| YOUR OBJECTIVE |
The records are to be restated in their entirety, word for word.

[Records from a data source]
-- begin --
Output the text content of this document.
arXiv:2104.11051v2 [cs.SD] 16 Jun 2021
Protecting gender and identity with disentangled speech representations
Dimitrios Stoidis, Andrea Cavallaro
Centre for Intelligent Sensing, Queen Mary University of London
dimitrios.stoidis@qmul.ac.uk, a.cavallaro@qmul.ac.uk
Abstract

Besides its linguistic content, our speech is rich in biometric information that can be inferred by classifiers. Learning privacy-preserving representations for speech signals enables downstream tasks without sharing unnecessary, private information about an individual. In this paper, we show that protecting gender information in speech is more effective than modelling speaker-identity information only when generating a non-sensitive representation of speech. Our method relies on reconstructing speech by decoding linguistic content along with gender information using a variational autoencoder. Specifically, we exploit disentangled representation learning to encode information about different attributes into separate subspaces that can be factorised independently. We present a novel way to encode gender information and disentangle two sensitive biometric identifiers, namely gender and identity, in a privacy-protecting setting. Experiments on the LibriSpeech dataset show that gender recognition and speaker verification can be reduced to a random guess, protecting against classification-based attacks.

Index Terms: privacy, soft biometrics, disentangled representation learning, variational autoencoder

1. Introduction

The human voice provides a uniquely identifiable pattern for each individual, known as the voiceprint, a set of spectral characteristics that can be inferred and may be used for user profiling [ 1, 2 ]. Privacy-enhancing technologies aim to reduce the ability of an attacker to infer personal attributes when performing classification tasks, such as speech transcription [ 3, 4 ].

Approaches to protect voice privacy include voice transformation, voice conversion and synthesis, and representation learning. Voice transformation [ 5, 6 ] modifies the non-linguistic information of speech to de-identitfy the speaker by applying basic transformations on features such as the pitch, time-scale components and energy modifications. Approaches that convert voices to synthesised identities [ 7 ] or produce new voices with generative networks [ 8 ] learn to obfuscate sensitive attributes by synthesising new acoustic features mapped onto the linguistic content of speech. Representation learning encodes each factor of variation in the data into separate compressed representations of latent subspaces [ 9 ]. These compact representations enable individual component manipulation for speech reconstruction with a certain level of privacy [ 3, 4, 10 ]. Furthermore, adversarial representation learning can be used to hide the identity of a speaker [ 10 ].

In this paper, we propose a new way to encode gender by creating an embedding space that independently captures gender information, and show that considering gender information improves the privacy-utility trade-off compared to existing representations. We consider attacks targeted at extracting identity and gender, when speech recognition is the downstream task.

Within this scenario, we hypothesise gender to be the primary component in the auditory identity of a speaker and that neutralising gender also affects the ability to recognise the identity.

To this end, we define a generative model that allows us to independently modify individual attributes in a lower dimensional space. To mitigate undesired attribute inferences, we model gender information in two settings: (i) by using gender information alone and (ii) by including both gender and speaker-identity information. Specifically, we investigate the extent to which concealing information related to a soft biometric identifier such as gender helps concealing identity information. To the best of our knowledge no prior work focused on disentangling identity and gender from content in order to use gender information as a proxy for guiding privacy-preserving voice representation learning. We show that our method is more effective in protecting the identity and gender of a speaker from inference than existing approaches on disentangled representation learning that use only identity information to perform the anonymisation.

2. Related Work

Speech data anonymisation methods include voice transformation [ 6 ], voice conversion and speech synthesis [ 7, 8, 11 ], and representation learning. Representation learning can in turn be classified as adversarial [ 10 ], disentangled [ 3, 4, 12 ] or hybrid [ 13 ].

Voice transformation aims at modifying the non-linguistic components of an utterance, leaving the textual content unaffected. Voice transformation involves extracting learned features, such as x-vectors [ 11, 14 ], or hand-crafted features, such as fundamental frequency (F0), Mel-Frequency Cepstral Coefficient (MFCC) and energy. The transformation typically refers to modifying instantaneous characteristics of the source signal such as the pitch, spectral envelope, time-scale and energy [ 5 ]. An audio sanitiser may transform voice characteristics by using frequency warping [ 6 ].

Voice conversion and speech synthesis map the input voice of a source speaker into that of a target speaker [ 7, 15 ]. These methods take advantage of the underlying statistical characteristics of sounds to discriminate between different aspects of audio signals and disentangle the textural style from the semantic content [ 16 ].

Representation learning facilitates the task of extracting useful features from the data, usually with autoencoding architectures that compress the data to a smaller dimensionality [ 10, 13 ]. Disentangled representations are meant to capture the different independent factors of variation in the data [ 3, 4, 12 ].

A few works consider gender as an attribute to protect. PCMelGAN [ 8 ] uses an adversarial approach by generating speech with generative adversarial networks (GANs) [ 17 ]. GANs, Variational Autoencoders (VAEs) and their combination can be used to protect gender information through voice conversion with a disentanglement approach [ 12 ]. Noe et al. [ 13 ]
-- end --
| SOLUTION BELOW |
Output the text content of this document.
arXiv:2104.11051v2 [cs.SD] 16 Jun 2021
Protecting gender and identity with disentangled speech representations
Dimitrios Stoidis, Andrea Cavallaro
Centre for Intelligent Sensing, Queen Mary University of London
dimitrios.stoidis@qmul.ac.uk, a.cavallaro@qmul.ac.uk
Abstract

Besides its linguistic content, our speech is rich in biometric information that can be inferred by classifiers. Learning privacy-preserving representations for speech signals enables downstream tasks without sharing unnecessary, private information about an individual. In this paper, we show that protecting gender information in speech is more effective than modelling speaker-identity information only when generating a non-sensitive representation of speech. Our method relies on reconstructing speech by decoding linguistic content along with gender information using a variational autoencoder. Specifically, we exploit disentangled representation learning to encode information about different attributes into separate subspaces that can be factorised independently. We present a novel way to encode gender information and disentangle two sensitive biometric identifiers, namely gender and identity, in a privacy-protecting setting. Experiments on the LibriSpeech dataset show that gender recognition and speaker verification can be reduced to a random guess, protecting against classification-based attacks.

Index Terms: privacy, soft biometrics, disentangled representation learning, variational autoencoder

1. Introduction

The human voice provides a uniquely identifiable pattern for each individual, known as the voiceprint, a set of spectral characteristics that can be inferred and may be used for user profiling [ 1, 2 ]. Privacy-enhancing technologies aim to reduce the ability of an attacker to infer personal attributes when performing classification tasks, such as speech transcription [ 3, 4 ].

Approaches to protect voice privacy include voice transformation, voice conversion and synthesis, and representation learning. Voice transformation [ 5, 6 ] modifies the non-linguistic information of speech to de-identitfy the speaker by applying basic transformations on features such as the pitch, time-scale components and energy modifications. Approaches that convert voices to synthesised identities [ 7 ] or produce new voices with generative networks [ 8 ] learn to obfuscate sensitive attributes by synthesising new acoustic features mapped onto the linguistic content of speech. Representation learning encodes each factor of variation in the data into separate compressed representations of latent subspaces [ 9 ]. These compact representations enable individual component manipulation for speech reconstruction with a certain level of privacy [ 3, 4, 10 ]. Furthermore, adversarial representation learning can be used to hide the identity of a speaker [ 10 ].

In this paper, we propose a new way to encode gender by creating an embedding space that independently captures gender information, and show that considering gender information improves the privacy-utility trade-off compared to existing representations. We consider attacks targeted at extracting identity and gender, when speech recognition is the downstream task.

Within this scenario, we hypothesise gender to be the primary component in the auditory identity of a speaker and that neutralising gender also affects the ability to recognise the identity.

To this end, we define a generative model that allows us to independently modify individual attributes in a lower dimensional space. To mitigate undesired attribute inferences, we model gender information in two settings: (i) by using gender information alone and (ii) by including both gender and speaker-identity information. Specifically, we investigate the extent to which concealing information related to a soft biometric identifier such as gender helps concealing identity information. To the best of our knowledge no prior work focused on disentangling identity and gender from content in order to use gender information as a proxy for guiding privacy-preserving voice representation learning. We show that our method is more effective in protecting the identity and gender of a speaker from inference than existing approaches on disentangled representation learning that use only identity information to perform the anonymisation.

2. Related Work

Speech data anonymisation methods include voice transformation [ 6 ], voice conversion and speech synthesis [ 7, 8, 11 ], and representation learning. Representation learning can in turn be classified as adversarial [ 10 ], disentangled [ 3, 4, 12 ] or hybrid [ 13 ].

Voice transformation aims at modifying the non-linguistic components of an utterance, leaving the textual content unaffected. Voice transformation involves extracting learned features, such as x-vectors [ 11, 14 ], or hand-crafted features, such as fundamental frequency (F0), Mel-Frequency Cepstral Coefficient (MFCC) and energy. The transformation typically refers to modifying instantaneous characteristics of the source signal such as the pitch, spectral envelope, time-scale and energy [ 5 ]. An audio sanitiser may transform voice characteristics by using frequency warping [ 6 ].

Voice conversion and speech synthesis map the input voice of a source speaker into that of a target speaker [ 7, 15 ]. These methods take advantage of the underlying statistical characteristics of sounds to discriminate between different aspects of audio signals and disentangle the textural style from the semantic content [ 16 ].

Representation learning facilitates the task of extracting useful features from the data, usually with autoencoding architectures that compress the data to a smaller dimensionality [ 10, 13 ]. Disentangled representations are meant to capture the different independent factors of variation in the data [ 3, 4, 12 ].

A few works consider gender as an attribute to protect. PCMelGAN [ 8 ] uses an adversarial approach by generating speech with generative adversarial networks (GANs) [ 17 ]. GANs, Variational Autoencoders (VAEs) and their combination can be used to protect gender information through voice conversion with a disentanglement approach [ 12 ]. Noe et al. [ 13 ]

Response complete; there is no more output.